# DO THIS
Make an exact copy of the lines, leaving the pictures out.

# INFORMATION SHOWN
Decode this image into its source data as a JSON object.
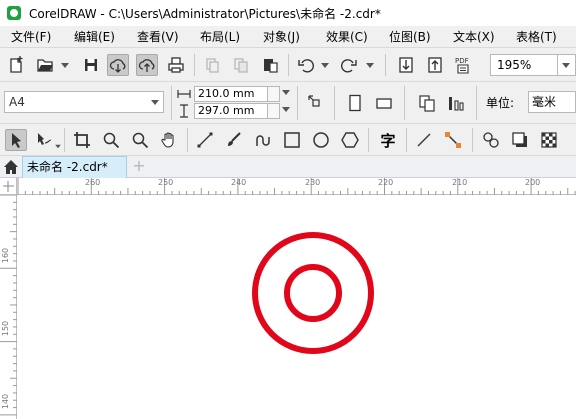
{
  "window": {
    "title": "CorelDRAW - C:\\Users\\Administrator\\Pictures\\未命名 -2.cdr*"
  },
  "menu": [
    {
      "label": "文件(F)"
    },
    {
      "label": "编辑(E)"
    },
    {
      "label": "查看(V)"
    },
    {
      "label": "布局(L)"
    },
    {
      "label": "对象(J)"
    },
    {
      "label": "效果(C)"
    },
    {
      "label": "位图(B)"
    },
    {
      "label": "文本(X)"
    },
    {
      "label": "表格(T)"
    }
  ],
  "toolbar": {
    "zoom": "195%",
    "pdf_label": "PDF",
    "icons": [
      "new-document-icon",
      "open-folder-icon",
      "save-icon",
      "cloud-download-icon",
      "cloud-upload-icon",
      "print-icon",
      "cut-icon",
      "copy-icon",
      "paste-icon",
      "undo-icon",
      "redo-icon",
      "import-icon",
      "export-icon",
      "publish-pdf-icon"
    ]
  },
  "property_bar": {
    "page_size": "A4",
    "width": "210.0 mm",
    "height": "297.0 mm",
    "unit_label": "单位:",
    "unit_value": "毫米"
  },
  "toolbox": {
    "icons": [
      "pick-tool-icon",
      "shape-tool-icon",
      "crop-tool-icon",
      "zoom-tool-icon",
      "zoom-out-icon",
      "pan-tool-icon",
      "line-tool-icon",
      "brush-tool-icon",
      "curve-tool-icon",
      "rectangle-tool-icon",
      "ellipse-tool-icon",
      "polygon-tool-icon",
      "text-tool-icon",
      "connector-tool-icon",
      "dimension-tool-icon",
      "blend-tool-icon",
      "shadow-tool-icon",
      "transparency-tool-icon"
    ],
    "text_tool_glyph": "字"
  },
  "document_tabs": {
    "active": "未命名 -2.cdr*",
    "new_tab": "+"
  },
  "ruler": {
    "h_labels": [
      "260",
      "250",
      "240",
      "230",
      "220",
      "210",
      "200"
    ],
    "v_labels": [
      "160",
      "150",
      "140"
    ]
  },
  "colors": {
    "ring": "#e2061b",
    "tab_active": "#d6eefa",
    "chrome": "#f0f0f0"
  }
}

# WRITTEN SOLUTION
Decode this image into its source data as a JSON object.
{
  "window": {
    "title": "CorelDRAW - C:\\Users\\Administrator\\Pictures\\未命名 -2.cdr*"
  },
  "menu": [
    {
      "label": "文件(F)"
    },
    {
      "label": "编辑(E)"
    },
    {
      "label": "查看(V)"
    },
    {
      "label": "布局(L)"
    },
    {
      "label": "对象(J)"
    },
    {
      "label": "效果(C)"
    },
    {
      "label": "位图(B)"
    },
    {
      "label": "文本(X)"
    },
    {
      "label": "表格(T)"
    }
  ],
  "toolbar": {
    "zoom": "195%",
    "pdf_label": "PDF",
    "icons": [
      "new-document-icon",
      "open-folder-icon",
      "save-icon",
      "cloud-download-icon",
      "cloud-upload-icon",
      "print-icon",
      "cut-icon",
      "copy-icon",
      "paste-icon",
      "undo-icon",
      "redo-icon",
      "import-icon",
      "export-icon",
      "publish-pdf-icon"
    ]
  },
  "property_bar": {
    "page_size": "A4",
    "width": "210.0 mm",
    "height": "297.0 mm",
    "unit_label": "单位:",
    "unit_value": "毫米"
  },
  "toolbox": {
    "icons": [
      "pick-tool-icon",
      "shape-tool-icon",
      "crop-tool-icon",
      "zoom-tool-icon",
      "zoom-out-icon",
      "pan-tool-icon",
      "line-tool-icon",
      "brush-tool-icon",
      "curve-tool-icon",
      "rectangle-tool-icon",
      "ellipse-tool-icon",
      "polygon-tool-icon",
      "text-tool-icon",
      "connector-tool-icon",
      "dimension-tool-icon",
      "blend-tool-icon",
      "shadow-tool-icon",
      "transparency-tool-icon"
    ],
    "text_tool_glyph": "字"
  },
  "document_tabs": {
    "active": "未命名 -2.cdr*",
    "new_tab": "+"
  },
  "ruler": {
    "h_labels": [
      "260",
      "250",
      "240",
      "230",
      "220",
      "210",
      "200"
    ],
    "v_labels": [
      "160",
      "150",
      "140"
    ]
  },
  "colors": {
    "ring": "#e2061b",
    "tab_active": "#d6eefa",
    "chrome": "#f0f0f0"
  }
}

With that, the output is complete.